#### Task material
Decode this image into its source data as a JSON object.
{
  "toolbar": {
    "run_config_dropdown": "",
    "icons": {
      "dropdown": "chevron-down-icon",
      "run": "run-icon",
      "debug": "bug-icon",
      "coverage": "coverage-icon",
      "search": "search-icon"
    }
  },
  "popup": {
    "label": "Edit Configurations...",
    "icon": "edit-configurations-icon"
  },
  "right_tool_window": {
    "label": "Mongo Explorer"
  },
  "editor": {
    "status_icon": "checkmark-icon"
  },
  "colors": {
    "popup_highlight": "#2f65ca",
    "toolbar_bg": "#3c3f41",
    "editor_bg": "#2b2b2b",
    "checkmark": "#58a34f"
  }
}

#### Job
Write out the entries in full, exactly as given.

#### Exercise result
Decode this image into its source data as a JSON object.
{
  "toolbar": {
    "run_config_dropdown": "",
    "icons": {
      "dropdown": "chevron-down-icon",
      "run": "run-icon",
      "debug": "bug-icon",
      "coverage": "coverage-icon",
      "search": "search-icon"
    }
  },
  "popup": {
    "label": "Edit Configurations...",
    "icon": "edit-configurations-icon"
  },
  "right_tool_window": {
    "label": "Mongo Explorer"
  },
  "editor": {
    "status_icon": "checkmark-icon"
  },
  "colors": {
    "popup_highlight": "#2f65ca",
    "toolbar_bg": "#3c3f41",
    "editor_bg": "#2b2b2b",
    "checkmark": "#58a34f"
  }
}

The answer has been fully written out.